**Task to carry out:** Give the number of lines that include the word "выбросов", nothing more.

**Input material:**
# # # #

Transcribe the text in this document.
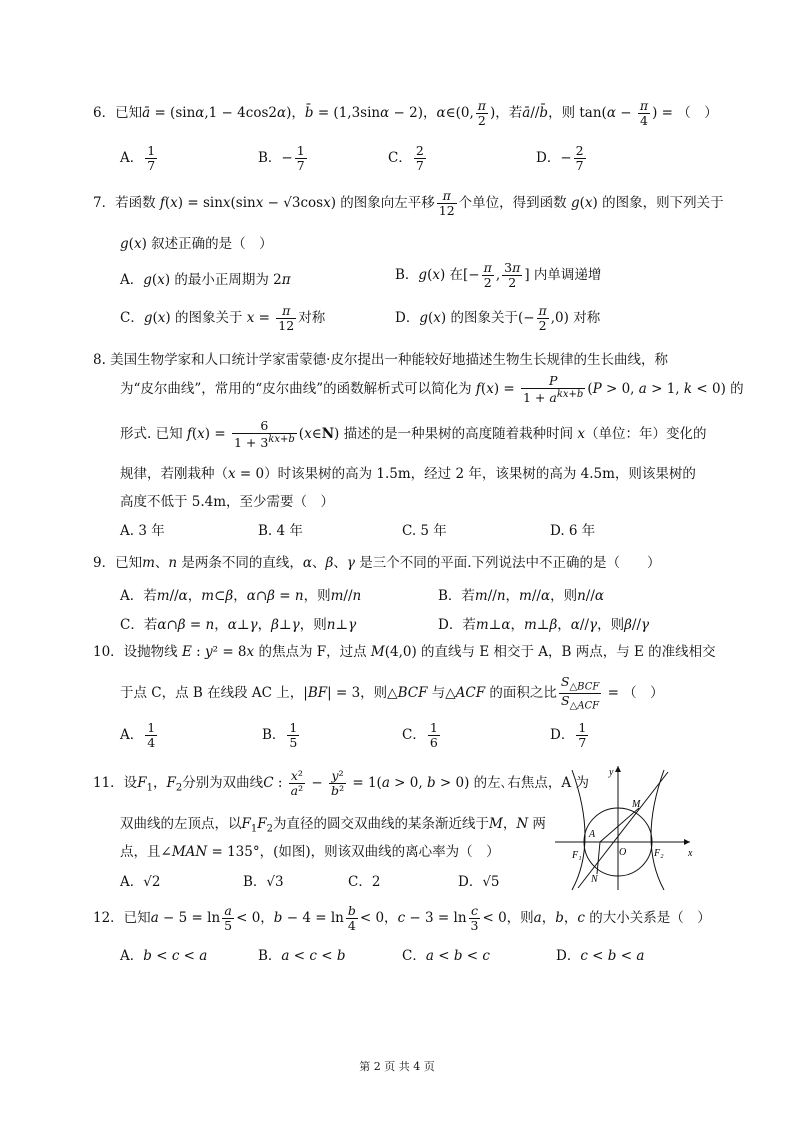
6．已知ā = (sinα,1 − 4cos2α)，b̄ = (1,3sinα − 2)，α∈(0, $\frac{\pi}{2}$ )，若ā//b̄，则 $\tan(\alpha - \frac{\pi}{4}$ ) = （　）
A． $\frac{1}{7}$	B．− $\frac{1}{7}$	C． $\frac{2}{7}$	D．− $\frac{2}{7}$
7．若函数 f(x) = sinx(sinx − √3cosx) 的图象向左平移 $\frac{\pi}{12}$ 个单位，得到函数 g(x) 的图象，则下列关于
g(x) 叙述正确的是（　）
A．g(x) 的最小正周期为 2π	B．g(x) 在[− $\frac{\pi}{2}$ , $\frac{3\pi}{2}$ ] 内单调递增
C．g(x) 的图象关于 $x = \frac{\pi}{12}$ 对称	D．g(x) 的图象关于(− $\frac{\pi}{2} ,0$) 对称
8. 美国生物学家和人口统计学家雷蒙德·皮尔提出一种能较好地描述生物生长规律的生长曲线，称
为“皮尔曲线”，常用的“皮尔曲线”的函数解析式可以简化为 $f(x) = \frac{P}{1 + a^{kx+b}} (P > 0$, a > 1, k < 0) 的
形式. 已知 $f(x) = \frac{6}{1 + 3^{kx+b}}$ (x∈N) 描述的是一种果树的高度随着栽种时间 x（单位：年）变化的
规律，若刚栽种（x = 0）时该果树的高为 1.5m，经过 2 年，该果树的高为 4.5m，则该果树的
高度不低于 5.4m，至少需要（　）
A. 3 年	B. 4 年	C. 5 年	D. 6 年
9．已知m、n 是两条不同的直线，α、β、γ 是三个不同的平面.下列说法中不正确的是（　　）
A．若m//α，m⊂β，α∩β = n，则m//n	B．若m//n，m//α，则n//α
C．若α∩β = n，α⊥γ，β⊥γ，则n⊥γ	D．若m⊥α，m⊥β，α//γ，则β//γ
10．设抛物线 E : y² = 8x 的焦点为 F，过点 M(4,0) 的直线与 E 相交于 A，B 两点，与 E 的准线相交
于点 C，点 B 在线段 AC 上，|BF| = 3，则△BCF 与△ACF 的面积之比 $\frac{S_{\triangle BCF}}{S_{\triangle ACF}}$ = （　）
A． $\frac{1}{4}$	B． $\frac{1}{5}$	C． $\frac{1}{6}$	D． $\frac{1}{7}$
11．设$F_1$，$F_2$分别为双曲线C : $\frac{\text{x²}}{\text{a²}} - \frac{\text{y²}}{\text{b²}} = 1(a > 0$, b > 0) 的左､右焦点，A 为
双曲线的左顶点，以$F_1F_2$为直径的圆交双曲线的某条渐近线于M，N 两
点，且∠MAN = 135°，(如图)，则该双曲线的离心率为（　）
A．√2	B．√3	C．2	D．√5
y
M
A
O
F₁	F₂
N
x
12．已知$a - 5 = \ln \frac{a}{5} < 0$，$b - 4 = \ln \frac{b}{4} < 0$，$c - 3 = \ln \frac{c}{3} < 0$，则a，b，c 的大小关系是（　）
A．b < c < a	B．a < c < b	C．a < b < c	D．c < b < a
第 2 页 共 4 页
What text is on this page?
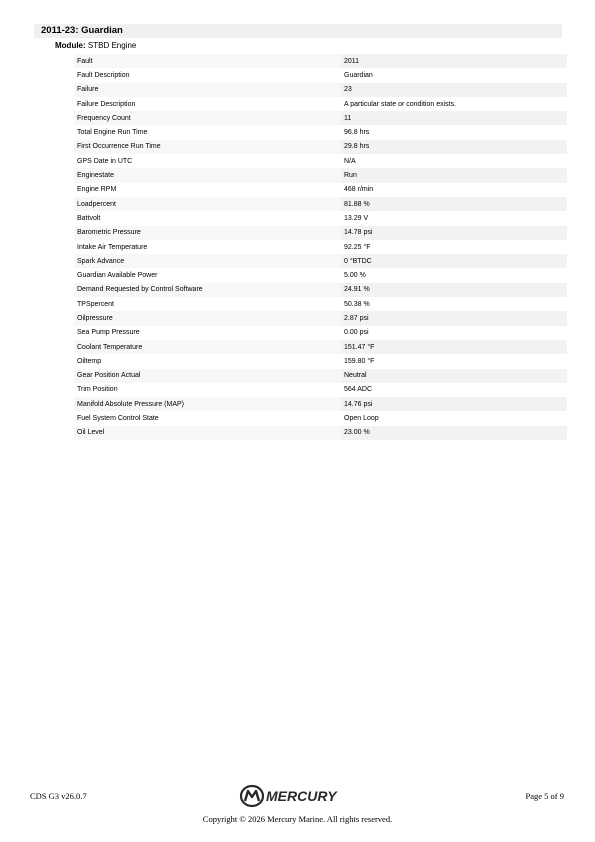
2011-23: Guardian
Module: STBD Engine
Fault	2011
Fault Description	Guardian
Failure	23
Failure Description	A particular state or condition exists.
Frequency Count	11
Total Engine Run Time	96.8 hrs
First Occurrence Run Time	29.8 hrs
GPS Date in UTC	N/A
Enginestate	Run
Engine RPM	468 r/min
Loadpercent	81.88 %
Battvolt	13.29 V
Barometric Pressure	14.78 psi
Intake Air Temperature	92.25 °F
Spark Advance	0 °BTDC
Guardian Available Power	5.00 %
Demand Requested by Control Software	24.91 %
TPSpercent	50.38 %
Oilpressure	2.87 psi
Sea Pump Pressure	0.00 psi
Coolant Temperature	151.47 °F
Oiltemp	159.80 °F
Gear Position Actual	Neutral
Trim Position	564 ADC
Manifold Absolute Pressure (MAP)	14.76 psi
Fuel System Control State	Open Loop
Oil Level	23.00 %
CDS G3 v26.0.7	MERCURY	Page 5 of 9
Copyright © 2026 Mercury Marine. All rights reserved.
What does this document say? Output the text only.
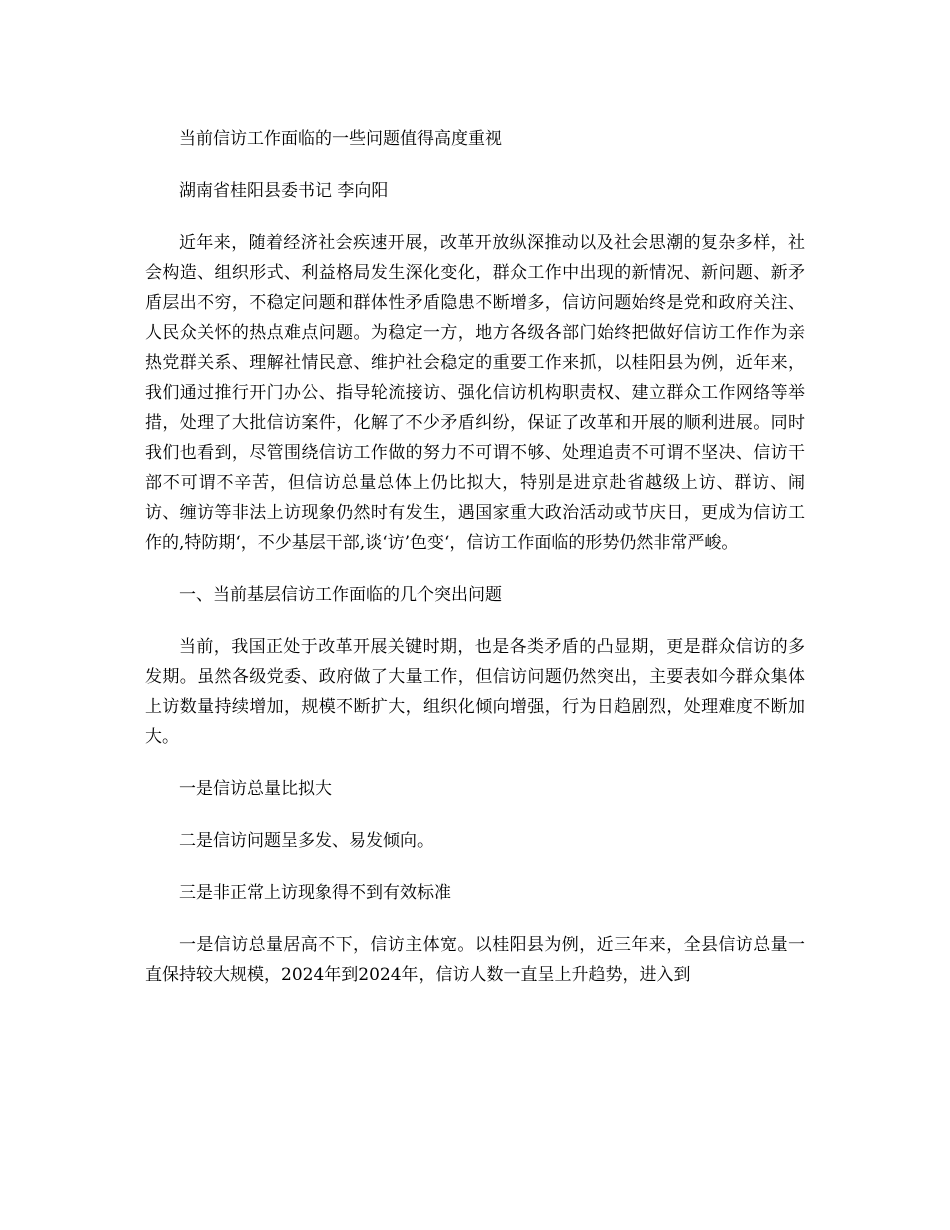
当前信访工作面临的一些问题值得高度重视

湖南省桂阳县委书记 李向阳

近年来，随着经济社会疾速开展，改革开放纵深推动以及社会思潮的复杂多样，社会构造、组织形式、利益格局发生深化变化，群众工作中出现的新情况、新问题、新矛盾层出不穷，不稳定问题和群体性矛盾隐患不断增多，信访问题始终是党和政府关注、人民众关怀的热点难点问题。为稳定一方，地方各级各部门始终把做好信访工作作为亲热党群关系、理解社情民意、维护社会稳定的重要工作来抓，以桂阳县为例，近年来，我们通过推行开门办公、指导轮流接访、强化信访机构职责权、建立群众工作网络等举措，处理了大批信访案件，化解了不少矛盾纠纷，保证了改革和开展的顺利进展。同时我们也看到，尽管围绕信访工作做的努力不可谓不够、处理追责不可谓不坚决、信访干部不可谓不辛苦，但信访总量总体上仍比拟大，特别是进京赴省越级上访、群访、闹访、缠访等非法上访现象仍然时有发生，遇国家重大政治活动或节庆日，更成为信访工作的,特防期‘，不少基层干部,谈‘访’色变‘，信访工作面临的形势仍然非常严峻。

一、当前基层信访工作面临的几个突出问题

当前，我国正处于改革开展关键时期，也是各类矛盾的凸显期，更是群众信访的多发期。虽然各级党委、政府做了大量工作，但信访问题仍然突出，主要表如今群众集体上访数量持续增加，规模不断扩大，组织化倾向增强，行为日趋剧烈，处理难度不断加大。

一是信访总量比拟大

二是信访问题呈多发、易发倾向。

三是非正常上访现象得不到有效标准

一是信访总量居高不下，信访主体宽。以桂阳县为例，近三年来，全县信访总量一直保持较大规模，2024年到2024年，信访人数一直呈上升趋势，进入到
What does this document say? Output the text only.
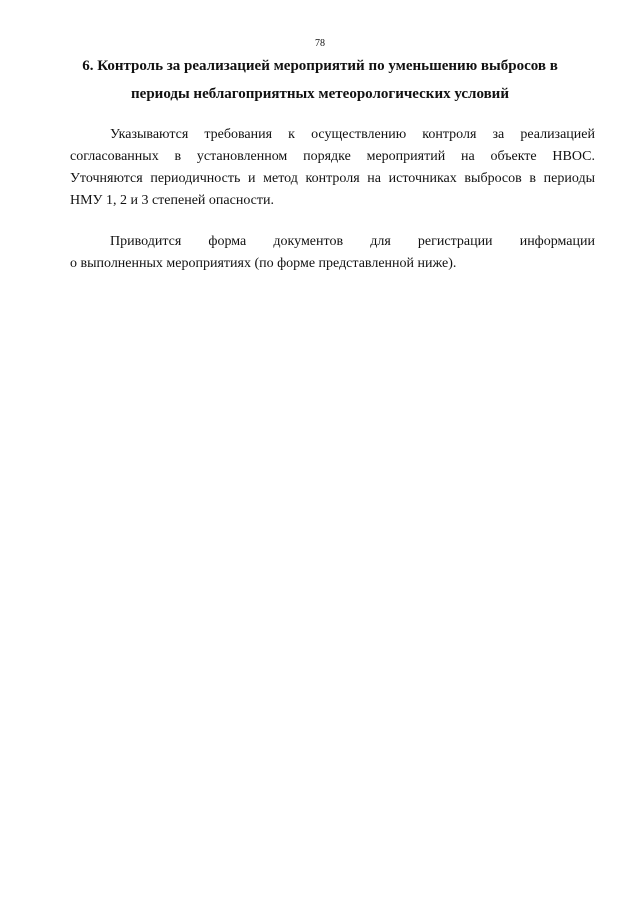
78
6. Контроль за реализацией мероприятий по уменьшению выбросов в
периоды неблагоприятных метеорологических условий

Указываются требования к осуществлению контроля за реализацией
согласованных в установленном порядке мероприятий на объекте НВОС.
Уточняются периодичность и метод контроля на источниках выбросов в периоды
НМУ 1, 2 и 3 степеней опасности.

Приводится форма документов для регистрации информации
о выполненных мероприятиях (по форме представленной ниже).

# # # #

**The reply:** 2